### GIVEN INSTRUCTION
Identify each line in the records below that contains the word "this", and copy it.

(Stored data entries)
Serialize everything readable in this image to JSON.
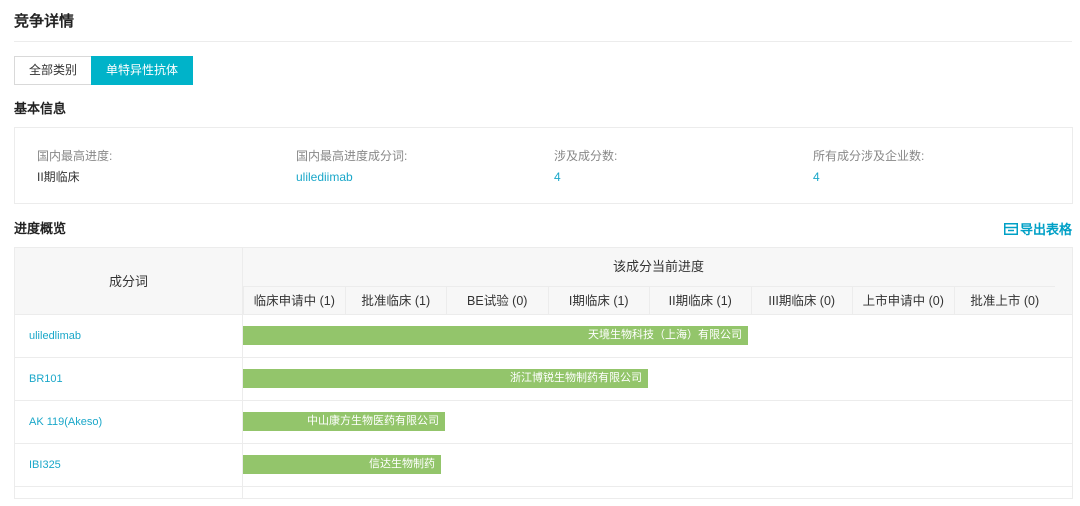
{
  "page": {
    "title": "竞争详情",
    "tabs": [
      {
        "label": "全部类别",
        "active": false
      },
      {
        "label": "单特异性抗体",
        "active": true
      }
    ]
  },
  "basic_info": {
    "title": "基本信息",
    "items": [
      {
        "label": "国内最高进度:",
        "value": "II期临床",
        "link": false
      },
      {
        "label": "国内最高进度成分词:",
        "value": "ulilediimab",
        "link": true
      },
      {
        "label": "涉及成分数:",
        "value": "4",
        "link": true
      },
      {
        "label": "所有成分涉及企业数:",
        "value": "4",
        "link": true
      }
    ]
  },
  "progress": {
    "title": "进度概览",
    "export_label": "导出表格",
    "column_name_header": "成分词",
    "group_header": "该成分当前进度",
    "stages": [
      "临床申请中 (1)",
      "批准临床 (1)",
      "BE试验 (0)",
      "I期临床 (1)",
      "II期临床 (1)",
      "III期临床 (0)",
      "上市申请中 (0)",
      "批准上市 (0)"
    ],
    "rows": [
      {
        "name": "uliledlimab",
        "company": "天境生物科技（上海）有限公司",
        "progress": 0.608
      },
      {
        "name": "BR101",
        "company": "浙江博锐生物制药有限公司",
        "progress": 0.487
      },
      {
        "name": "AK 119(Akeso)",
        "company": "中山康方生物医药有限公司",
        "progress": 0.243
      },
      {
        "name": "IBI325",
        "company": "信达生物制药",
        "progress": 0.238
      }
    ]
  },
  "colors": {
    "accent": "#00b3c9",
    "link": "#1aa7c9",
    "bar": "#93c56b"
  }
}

...

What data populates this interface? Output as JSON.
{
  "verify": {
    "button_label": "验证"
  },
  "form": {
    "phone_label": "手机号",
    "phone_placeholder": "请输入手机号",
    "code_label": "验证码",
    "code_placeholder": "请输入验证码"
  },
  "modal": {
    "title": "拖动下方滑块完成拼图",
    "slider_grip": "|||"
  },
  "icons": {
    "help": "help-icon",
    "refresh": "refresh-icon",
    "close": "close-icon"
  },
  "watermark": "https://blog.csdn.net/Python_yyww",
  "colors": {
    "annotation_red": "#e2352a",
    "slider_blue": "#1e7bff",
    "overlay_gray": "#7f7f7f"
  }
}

### FINISHED TASK
Serialize everything readable in this image to JSON.
What data populates this interface? Output as JSON.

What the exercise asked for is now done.